PAGE EXCERPT:
= Beginning of Section =

Reliance New Energy eyes 2 more buyouts
At advance stage of acquiring a German maker of photovoltaic solar wafers and NexWafe
New Delhi: Billionaire Mukesh Ambani's Reliance Industries (RIL) will buy a German maker of photovoltaic solar wafers and signed a deal with a Danish firm to manufacture hydrogen electrolysers as the oil-to-retail conglomerate acquired end-to-end technology for its multi-billion-dollar clean energy portfolio.
Reliance New Energy Solar Ltd (RNESL), a unit of the nation's most valuable company, will acquire NexWafe GmbH for 25 million euros (Rs 218 crore), Reliance said in a late stock exchange filing on Tuesday.
It will also license Stiesdal A/S's technology for the hydrolysers, it said in a separate statement. The deals come within three days of Reliance announcing two back-to-back acquisitions - a $ 771 million buyout of Norway-based solar panel manufacturer REC Solar Holdings and purchase of a 40 per cent stake in Shapoorji Pallonji Group's Sterling & Wilson Solar.

= End of Section =

[Document layout analysis data]
= Beginning of Section =

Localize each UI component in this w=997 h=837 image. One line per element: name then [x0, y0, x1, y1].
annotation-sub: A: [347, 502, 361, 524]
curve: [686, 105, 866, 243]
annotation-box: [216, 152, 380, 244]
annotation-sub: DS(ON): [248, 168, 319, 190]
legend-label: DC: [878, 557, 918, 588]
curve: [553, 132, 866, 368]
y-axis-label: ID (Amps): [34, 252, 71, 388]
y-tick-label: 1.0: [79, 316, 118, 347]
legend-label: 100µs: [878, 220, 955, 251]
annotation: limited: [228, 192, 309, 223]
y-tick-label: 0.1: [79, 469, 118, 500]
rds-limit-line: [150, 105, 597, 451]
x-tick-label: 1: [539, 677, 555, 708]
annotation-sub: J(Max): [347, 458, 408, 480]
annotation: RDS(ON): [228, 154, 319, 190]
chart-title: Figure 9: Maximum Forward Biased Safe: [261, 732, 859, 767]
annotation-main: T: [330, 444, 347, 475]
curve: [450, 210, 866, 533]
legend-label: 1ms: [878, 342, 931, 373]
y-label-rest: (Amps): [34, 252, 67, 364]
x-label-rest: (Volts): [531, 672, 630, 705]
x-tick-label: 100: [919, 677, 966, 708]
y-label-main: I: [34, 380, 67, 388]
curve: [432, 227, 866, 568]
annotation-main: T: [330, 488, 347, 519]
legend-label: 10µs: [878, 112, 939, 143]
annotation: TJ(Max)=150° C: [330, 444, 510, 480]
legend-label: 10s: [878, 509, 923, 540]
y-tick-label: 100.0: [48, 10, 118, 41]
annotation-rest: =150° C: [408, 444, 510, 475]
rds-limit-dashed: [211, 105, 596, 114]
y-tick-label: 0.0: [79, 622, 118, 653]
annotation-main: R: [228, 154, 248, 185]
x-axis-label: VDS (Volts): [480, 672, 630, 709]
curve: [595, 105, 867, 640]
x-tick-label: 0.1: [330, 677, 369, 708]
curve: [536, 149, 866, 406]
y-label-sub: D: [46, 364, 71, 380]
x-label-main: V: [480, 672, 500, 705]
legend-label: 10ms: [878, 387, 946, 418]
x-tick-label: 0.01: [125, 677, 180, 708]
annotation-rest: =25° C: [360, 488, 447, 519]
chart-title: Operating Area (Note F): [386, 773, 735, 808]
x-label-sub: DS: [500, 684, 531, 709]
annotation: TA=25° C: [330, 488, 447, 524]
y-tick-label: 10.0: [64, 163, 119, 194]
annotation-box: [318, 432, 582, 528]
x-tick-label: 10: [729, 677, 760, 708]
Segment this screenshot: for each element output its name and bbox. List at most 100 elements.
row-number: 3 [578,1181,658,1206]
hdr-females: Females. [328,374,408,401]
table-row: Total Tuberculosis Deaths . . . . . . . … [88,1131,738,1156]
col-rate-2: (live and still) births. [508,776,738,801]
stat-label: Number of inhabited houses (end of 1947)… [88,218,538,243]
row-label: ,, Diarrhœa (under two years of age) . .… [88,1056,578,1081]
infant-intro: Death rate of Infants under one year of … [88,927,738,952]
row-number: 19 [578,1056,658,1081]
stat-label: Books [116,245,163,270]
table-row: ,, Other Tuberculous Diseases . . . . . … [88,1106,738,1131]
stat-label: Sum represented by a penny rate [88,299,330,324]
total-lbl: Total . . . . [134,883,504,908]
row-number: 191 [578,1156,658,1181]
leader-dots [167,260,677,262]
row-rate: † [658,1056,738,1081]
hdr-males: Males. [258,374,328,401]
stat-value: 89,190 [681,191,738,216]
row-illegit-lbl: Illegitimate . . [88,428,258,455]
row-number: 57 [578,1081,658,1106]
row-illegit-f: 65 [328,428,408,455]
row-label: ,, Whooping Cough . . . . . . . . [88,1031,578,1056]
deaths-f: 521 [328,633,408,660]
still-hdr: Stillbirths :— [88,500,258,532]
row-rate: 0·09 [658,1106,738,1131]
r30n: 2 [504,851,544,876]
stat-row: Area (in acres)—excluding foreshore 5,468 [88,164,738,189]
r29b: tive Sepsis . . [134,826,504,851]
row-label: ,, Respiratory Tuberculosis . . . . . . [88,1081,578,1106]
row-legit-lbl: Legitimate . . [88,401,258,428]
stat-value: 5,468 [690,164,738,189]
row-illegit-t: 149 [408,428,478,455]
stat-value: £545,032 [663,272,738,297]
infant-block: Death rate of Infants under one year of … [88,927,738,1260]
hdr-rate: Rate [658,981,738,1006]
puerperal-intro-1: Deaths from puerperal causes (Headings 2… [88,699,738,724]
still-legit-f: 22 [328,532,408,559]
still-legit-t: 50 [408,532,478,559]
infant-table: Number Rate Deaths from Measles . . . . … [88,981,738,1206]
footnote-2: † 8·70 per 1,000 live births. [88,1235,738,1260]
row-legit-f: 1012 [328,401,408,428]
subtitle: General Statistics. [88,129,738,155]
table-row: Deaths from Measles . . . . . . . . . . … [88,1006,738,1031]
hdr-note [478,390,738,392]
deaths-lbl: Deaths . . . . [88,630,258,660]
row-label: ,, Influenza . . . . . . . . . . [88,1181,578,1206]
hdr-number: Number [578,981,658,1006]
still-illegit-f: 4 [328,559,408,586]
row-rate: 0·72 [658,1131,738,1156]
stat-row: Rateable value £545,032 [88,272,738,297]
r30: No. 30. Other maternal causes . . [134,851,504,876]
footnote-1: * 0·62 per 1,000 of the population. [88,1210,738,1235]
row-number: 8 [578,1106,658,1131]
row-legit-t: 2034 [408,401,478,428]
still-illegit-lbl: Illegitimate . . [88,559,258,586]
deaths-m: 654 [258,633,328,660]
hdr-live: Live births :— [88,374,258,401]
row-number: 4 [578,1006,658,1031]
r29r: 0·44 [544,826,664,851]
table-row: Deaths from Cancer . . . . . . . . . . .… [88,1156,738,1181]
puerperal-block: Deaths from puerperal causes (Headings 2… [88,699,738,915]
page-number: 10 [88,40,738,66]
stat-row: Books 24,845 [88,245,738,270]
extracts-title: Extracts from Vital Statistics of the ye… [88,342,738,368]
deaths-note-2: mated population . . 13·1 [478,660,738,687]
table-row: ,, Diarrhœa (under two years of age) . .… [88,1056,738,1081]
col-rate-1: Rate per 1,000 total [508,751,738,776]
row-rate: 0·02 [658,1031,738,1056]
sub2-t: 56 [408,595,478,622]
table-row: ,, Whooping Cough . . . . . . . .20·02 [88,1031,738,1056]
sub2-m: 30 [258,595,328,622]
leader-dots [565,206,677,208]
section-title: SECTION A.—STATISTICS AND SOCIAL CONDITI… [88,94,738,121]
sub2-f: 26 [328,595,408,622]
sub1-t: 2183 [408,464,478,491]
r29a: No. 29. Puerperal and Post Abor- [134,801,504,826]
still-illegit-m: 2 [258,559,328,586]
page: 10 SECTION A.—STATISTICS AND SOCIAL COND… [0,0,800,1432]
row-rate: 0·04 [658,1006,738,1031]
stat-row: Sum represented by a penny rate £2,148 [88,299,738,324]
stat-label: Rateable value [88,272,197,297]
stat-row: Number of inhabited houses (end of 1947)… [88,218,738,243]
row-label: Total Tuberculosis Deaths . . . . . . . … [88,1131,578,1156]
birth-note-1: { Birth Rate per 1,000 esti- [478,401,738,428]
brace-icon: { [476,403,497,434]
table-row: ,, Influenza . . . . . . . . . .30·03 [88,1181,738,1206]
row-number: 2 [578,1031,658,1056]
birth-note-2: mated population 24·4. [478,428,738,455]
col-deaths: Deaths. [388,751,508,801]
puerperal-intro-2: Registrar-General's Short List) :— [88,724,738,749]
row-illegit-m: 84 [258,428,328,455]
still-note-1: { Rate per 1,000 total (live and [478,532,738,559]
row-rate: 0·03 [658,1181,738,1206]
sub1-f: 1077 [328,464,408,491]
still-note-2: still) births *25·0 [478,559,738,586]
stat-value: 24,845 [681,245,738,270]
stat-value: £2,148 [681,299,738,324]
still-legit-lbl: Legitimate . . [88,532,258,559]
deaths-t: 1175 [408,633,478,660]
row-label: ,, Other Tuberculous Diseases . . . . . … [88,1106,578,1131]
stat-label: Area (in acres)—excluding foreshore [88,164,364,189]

= End of Section =

TASKS AND EXERCISES:
1. Transcribe the Reliance article word for word, everything from "Reliance New Energy Solar" down to "Sterling & Wilson Solar.".
2. For each statement, say yes or no depending on whether the Reliance article agrees with it, and quote the words from the article that decide it. (a) NexWafe GmbH is being acquired for 25 million euros. (b) Reliance is acquiring Stiesdal A/S. (c) REC Solar Holdings is based in Denmark.
3. According to the Reliance article, what size of stake is Reliance buying in Shapoorji Pallonji Group's Sterling & Wilson Solar?
The records are separate material and are unrelated to the Reliance article.

ANSWERS TO THE EXERCISES:
1.
Reliance New Energy Solar Ltd (RNESL), a unit of the nation's most valuable company, will acquire NexWafe GmbH for 25 million euros (Rs 218 crore), Reliance said in a late stock exchange filing on Tuesday.
It will also license Stiesdal A/S's technology for the hydrolysers, it said in a separate statement. The deals come within three days of Reliance announcing two back-to-back acquisitions - a $ 771 million buyout of Norway-based solar panel manufacturer REC Solar Holdings and purchase of a 40 per cent stake in Shapoorji Pallonji Group's Sterling & Wilson Solar.

2.
(a) Yes: "will acquire NexWafe GmbH for 25 million euros (Rs 218 crore)"
(b) No: "It will also license Stiesdal A/S's technology for the hydrolysers"
(c) No: "Norway-based solar panel manufacturer REC Solar Holdings"

3. A 40 per cent stake.